• Excerpted passage
++++++++
Her removal had been expected for some time; more than once during the last twelve months it was thought her end was at hand. Her's [sic] was a gradual decay; at intervals she rallied but all could see she was slowly sinking into her rest. The delightful nature of religion was beautifully exemplified in her experience when at the near approach of death. Hers was a settled and well-grounded hope, and she realized in her last moments the enjoyment to be derived from religion.

On the 2 March a sudden change had taken place—death had evidently put his seal upon her. Mr. Denham was summoned to her bedside, and found her calm; all her mental powers unimpaired. She addressed him and said she would not long continue a tenant of this world, and then spoke of her trust in the Saviour. She referred with evident delight to the period when she had been brought to a sense of her lost condition, and looked back upon her thoughts and feelings then. Mr. Denham read with her the 43d Psalm, to each verse of which she responded.

At 5pm when Mr. Denham again saw her she was in deep thought; her mind seemed to be in repose. Upon noticing her visitor she addressed him, and uttered several stanzas which, as she informed her daughter, she had committed to memory before she was eighteen years of age. To this period her thoughts seem constantly to be turning; it was then, she said, that Bunyan's Pilgrim's Progress was so useful to her.

To a question from her daughter, as to whether she had any fears, she energetically answered—"no fears, child, no fears; has He not said that He will save to the uttermost those that come unto him, and will not cast away any?" And then turning to Mr. Denham, she added, "should you speak of me after my death speak to the people and tell them, He sent from above, he took me, he drew me out of may waters," she then begged him to read the part where Bunyan describes the pilgrims as having just escaped from drowning in the river Jordan.

The time, the circumstances seemed all to be realized in her case. "I wish myself among them," she repeated with a great deal of feeling and energy. The words of Steadfast seemed to interest her much, and when the reader came to the part where a change was manifested in the appearance of Steadfast, a brightness seemed to spread itself over her countenance; the reader could not proceed and stopped; her spirit had fled, death had taken possession of her without any of her friends perceiving it; she died on the bosom of her daughter.

The deceased had nearly completed her eightieth year and nearly the forty-eighth year of her residence in the country, she was one of that small and devoted band that formed the Baptist Mission in India, and was a Member of the Church which was commenced at Serampore in the year 1804. In her removal the last link of that chain which connected the latter Missionaries with the former brethren has been broken.
++++++++
• Items

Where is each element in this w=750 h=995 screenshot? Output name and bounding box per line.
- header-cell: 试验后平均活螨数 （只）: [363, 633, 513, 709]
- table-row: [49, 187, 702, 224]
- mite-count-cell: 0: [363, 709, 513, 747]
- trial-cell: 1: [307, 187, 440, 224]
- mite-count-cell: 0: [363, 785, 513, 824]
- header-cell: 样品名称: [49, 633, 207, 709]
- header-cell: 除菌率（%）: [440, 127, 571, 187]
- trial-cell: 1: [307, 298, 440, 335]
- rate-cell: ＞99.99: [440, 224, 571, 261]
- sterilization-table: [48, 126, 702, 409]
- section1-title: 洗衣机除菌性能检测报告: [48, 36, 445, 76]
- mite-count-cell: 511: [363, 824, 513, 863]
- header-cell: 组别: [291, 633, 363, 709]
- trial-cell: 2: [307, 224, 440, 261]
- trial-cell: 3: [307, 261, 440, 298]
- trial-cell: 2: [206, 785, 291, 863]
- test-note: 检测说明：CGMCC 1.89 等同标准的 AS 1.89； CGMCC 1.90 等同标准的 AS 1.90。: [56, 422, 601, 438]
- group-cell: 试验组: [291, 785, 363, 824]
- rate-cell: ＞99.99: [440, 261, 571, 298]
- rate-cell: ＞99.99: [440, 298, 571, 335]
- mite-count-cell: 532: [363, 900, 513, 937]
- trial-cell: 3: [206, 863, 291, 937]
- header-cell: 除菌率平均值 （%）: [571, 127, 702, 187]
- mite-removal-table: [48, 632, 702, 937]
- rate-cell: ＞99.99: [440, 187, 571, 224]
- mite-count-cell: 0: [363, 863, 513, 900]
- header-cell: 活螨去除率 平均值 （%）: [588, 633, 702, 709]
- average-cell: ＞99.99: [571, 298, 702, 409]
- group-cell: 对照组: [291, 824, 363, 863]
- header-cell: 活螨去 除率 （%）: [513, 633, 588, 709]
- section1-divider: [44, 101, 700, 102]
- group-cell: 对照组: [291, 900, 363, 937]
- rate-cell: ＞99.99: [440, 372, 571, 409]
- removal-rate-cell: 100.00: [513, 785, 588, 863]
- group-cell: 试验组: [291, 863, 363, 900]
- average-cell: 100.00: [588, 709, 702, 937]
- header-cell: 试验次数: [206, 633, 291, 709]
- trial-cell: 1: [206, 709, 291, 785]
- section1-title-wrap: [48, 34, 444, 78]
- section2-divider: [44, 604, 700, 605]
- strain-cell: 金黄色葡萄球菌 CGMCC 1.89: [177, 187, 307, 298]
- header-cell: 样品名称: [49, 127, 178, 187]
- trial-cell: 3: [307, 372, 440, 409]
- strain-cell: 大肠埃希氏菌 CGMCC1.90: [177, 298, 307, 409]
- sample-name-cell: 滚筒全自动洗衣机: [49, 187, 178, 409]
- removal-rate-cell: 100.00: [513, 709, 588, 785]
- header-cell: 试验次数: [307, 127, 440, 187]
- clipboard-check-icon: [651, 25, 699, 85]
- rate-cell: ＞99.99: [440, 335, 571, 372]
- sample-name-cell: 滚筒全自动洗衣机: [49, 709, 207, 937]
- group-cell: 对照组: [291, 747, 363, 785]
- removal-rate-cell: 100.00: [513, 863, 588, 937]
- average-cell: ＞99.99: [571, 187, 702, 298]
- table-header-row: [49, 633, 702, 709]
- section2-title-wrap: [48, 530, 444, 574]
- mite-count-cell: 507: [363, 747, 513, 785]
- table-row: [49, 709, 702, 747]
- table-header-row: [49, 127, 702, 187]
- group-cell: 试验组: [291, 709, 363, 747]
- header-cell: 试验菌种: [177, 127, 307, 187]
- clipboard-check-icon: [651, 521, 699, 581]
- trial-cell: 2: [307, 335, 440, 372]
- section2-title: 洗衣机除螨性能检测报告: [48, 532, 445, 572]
++++++++
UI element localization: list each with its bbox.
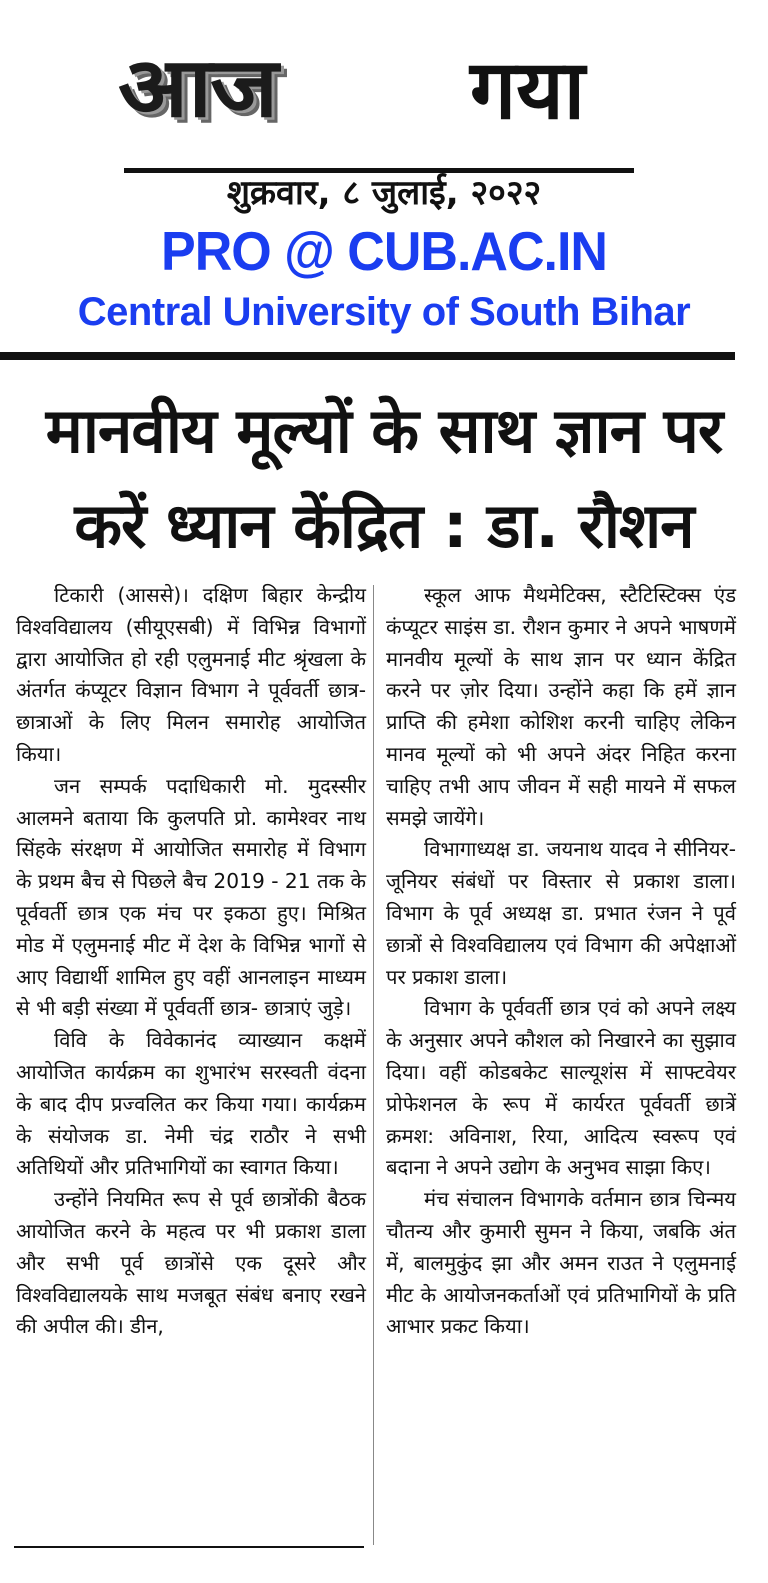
++++++++
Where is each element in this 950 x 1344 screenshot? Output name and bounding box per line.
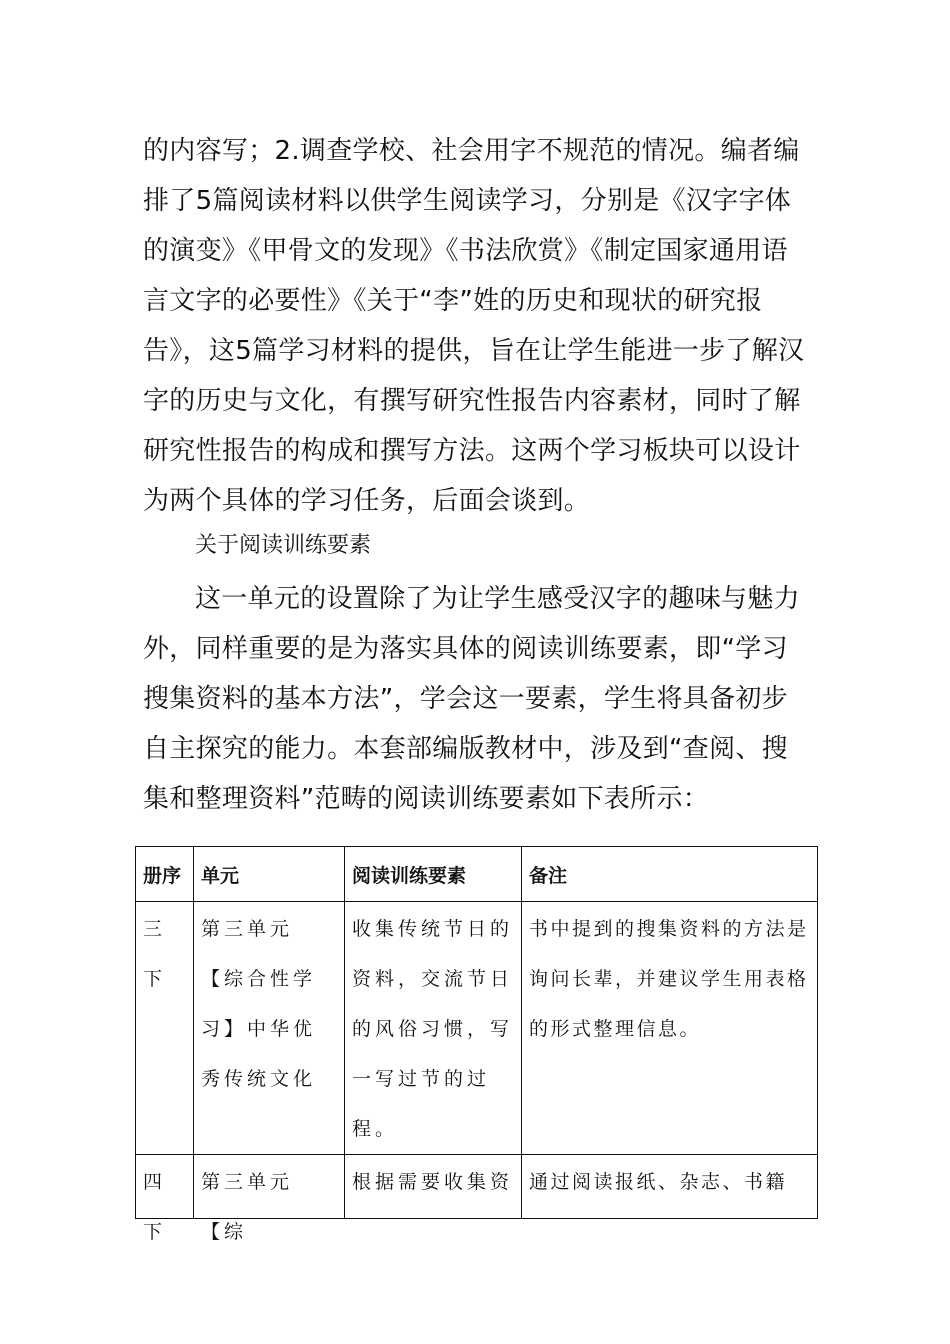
++++++++
• What this exercise asks
1. Please summarize the deathbed account in two sentences.
2. Reproduce the stretch of the deathbed account from "At 5pm when" through "useful to her.", changing "daughter" to "child".

• Exercise results
1. The deathbed account describes a woman who declined gradually yet kept a settled hope in her faith, and who spoke calmly with Mr. Denham about her trust in the Saviour and about how useful Bunyan's Pilgrim's Progress had been to her in her youth. She died on her daughter's bosom while Bunyan's passage about Steadfast was being read to her, having nearly completed her eightieth year and having been one of the small band that formed the Baptist Mission in India.

2.
At 5pm when Mr. Denham again saw her she was in deep thought; her mind seemed to be in repose. Upon noticing her visitor she addressed him, and uttered several stanzas which, as she informed her child, she had committed to memory before she was eighteen years of age. To this period her thoughts seem constantly to be turning; it was then, she said, that Bunyan's Pilgrim's Progress was so useful to her.